While Churchill's defense is unconvincing, it nonetheless invokes the most important principle at stake in the Churchill controversy, and the one that garners the most concern from other academics. Churchill and his supporters argue that the academy should protect the free speech rights of people from all different perspectives–even from people who indict terror victims as equivalent to Nazis. While such support for politically unpopular free speech is admirable in principle, the logical outcome of protecting outrageous professors from political persecution by immunizing them from research misconduct investigations is problematic. Outrageous speech would become a shield that permits a professor to commit research misconduct without fear of sanction.
(“But Professor, certainly any student as deliberately offensive as I am must be automatically inoculated against all charges of plagiarism!”)
In order to make certain that he really is abhorrent enough to get the free pass on his research misconduct, Churchill added a few more choice words about the 9/11 victims in a speech last year (Crowell, 2006):You do remember the incident which the terrorists overpowered the stewardess on the aircraft and tweezed her eyebrows with his tweezers, until she screamingly submitted to fly the plane into a building. Remember that one? Tweezers. Tweezed into submission.The challenge for the University of Colorado has been to isolate Churchill's political speech from his research misconduct, and treat the two domains separately. CU holds that the principle of academic freedom preserves Churchill’s right to mock the murder of the 9/11 flight attendants. CU draws the line, meanwhile, at research misconduct. . . .
While Churchill’s copious manifestations of personal corruption have been known in Indian Studies and Indian activist circles for years, it seems that no one ever filed a formal complaint of plagiarism with CU. In early 2005, during the brouhaha over Churchill’s 9/11 commentary, the Colorado media rounded up various obscure exposes by Churchill’s academic critics and threw them in the university’s face. The university was then compelled to investigate.[Actually the ad appeared in the New York Review of Books--ed.]
Churchill and his defenders argue that it was too late. Turning the principle of probable cause backwards, Churchill holds that now that the university has evidence of his misconduct in hand, it cannot investigate. If the university wanted to investigate, it should have done so before the evidence of his misconduct came to its attention. According to this line of argument, Churchill's insults to the 9/11 victims have effectively inoculated him from ever being held responsible for his research misconduct, whether committed in the past, present, or future.

> **Work to be completed**: Reproduce, word for word, everything in the commentary on the Churchill controversy above from "In order to" down to "misconduct. . . .".

> **Source excerpt**:
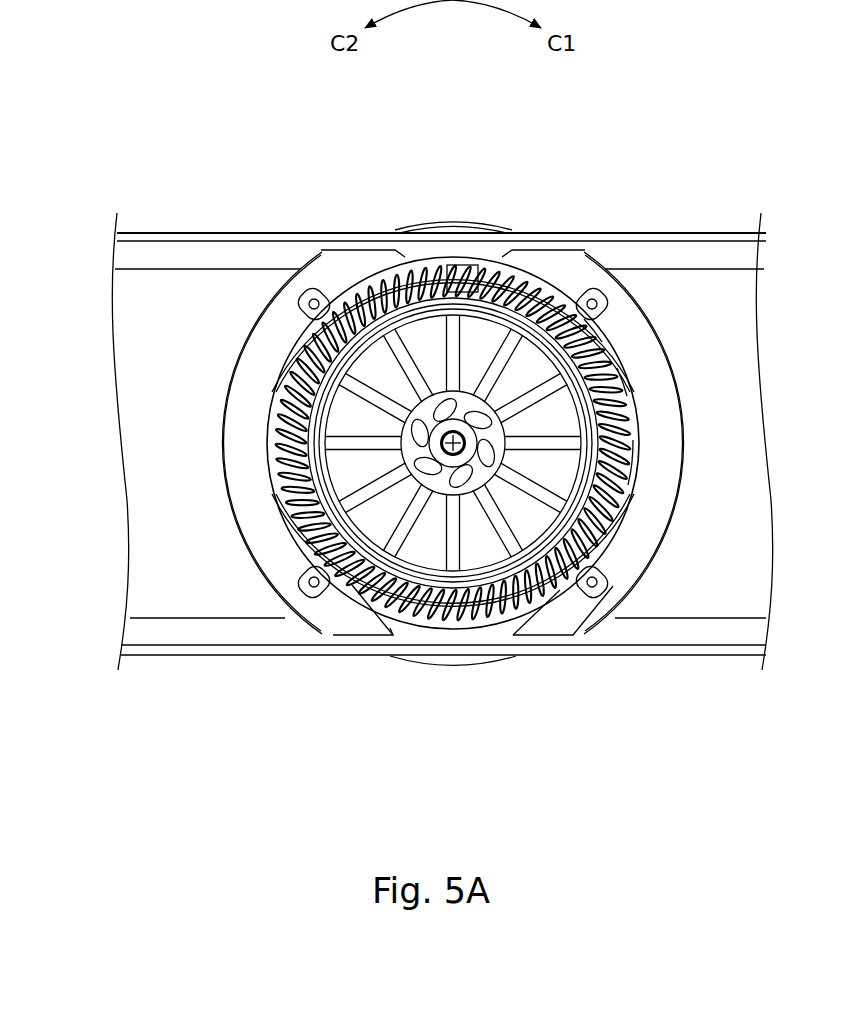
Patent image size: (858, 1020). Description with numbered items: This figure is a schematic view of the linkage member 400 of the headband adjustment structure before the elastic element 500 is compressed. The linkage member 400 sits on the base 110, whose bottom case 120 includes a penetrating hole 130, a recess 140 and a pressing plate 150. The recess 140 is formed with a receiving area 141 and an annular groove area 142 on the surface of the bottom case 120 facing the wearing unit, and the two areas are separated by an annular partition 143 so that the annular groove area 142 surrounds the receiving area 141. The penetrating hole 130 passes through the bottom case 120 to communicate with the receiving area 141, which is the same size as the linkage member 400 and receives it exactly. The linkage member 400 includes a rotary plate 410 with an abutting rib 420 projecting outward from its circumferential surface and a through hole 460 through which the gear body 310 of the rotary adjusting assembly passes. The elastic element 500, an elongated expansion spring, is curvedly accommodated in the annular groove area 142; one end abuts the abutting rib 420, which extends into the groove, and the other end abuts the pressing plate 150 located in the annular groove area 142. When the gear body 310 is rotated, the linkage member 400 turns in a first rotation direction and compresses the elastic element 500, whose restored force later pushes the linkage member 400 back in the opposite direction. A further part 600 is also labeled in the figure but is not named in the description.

> **Solution to this exercise**:
In order to make certain that he really is abhorrent enough to get the free pass on his research misconduct, Churchill added a few more choice words about the 9/11 victims in a speech last year (Crowell, 2006):You do remember the incident which the terrorists overpowered the stewardess on the aircraft and tweezed her eyebrows with his tweezers, until she screamingly submitted to fly the plane into a building. Remember that one? Tweezers. Tweezed into submission.The challenge for the University of Colorado has been to isolate Churchill's political speech from his research misconduct, and treat the two domains separately. CU holds that the principle of academic freedom preserves Churchill’s right to mock the murder of the 9/11 flight attendants. CU draws the line, meanwhile, at research misconduct. . . .